___ RECORDS SUPPLIED ___

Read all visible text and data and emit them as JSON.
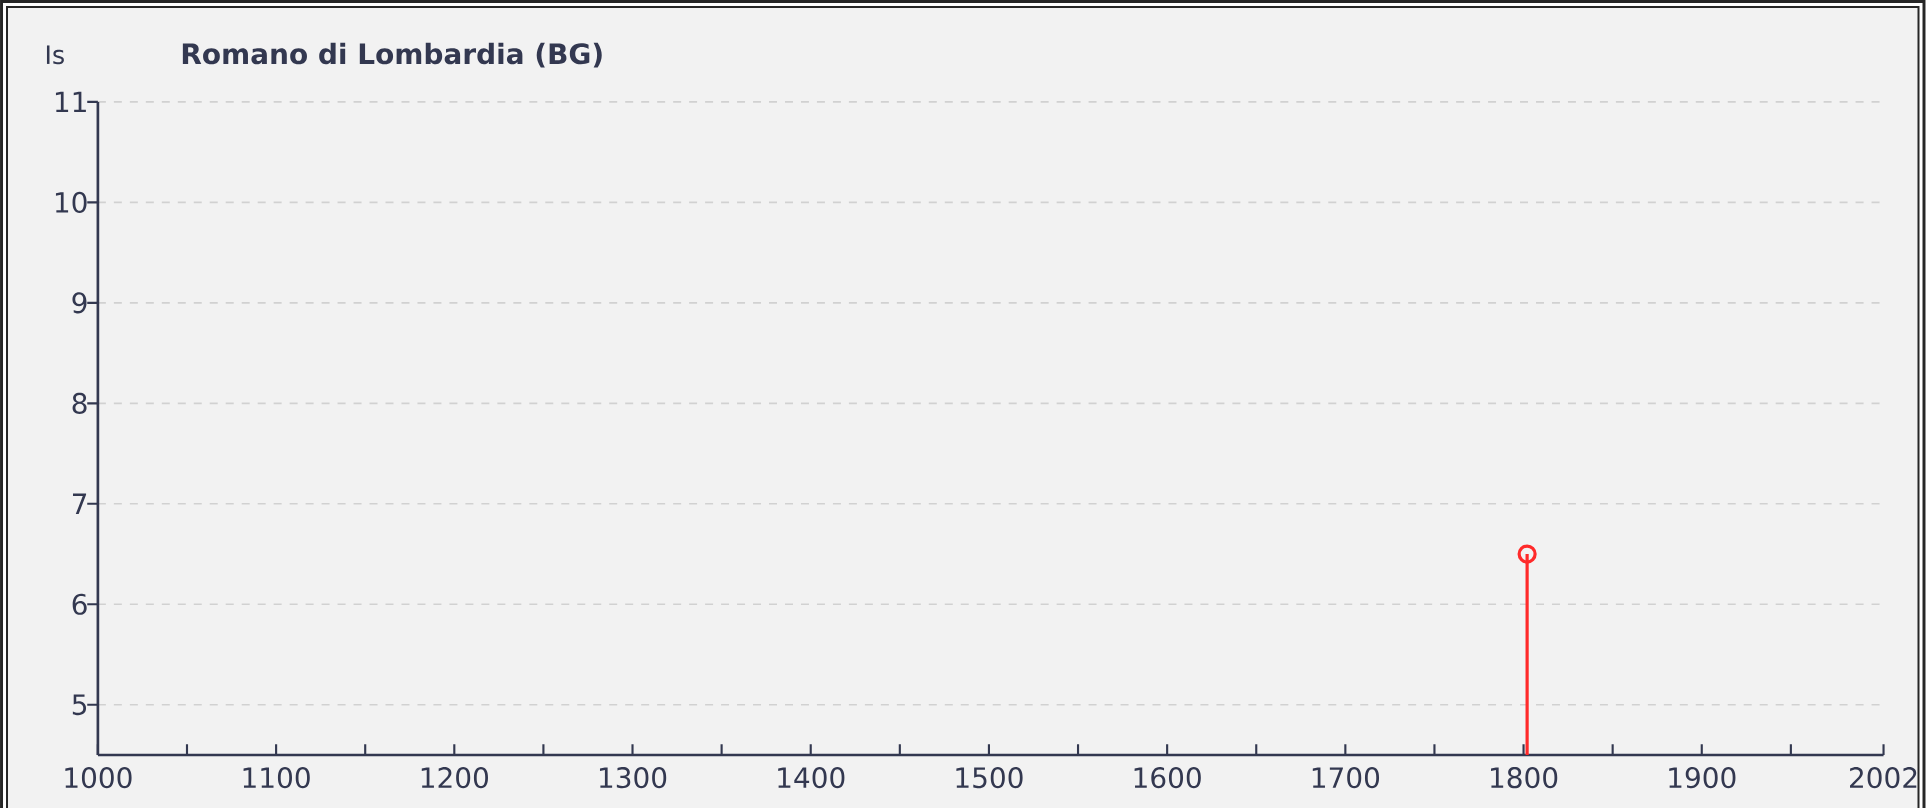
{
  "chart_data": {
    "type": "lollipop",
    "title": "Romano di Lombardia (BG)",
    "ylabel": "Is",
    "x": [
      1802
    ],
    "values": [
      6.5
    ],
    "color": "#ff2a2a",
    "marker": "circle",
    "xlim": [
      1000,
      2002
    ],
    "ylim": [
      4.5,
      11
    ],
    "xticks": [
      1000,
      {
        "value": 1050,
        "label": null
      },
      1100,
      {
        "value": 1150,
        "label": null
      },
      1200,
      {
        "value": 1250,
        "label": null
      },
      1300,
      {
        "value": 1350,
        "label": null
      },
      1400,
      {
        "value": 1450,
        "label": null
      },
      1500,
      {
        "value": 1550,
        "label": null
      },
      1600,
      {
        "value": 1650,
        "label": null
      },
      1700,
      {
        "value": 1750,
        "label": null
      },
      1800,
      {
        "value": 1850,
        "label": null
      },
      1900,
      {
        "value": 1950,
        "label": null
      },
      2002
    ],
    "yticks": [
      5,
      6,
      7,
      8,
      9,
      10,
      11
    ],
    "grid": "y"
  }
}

___

> **WRITTEN EXERCISE**
Quote the records above exactly, leaving out any pictures.

> **WRITTEN RESPONSE**
Read all visible text and data and emit them as JSON.
{
  "chart_data": {
    "type": "lollipop",
    "title": "Romano di Lombardia (BG)",
    "ylabel": "Is",
    "x": [
      1802
    ],
    "values": [
      6.5
    ],
    "color": "#ff2a2a",
    "marker": "circle",
    "xlim": [
      1000,
      2002
    ],
    "ylim": [
      4.5,
      11
    ],
    "xticks": [
      1000,
      {
        "value": 1050,
        "label": null
      },
      1100,
      {
        "value": 1150,
        "label": null
      },
      1200,
      {
        "value": 1250,
        "label": null
      },
      1300,
      {
        "value": 1350,
        "label": null
      },
      1400,
      {
        "value": 1450,
        "label": null
      },
      1500,
      {
        "value": 1550,
        "label": null
      },
      1600,
      {
        "value": 1650,
        "label": null
      },
      1700,
      {
        "value": 1750,
        "label": null
      },
      1800,
      {
        "value": 1850,
        "label": null
      },
      1900,
      {
        "value": 1950,
        "label": null
      },
      2002
    ],
    "yticks": [
      5,
      6,
      7,
      8,
      9,
      10,
      11
    ],
    "grid": "y"
  }
}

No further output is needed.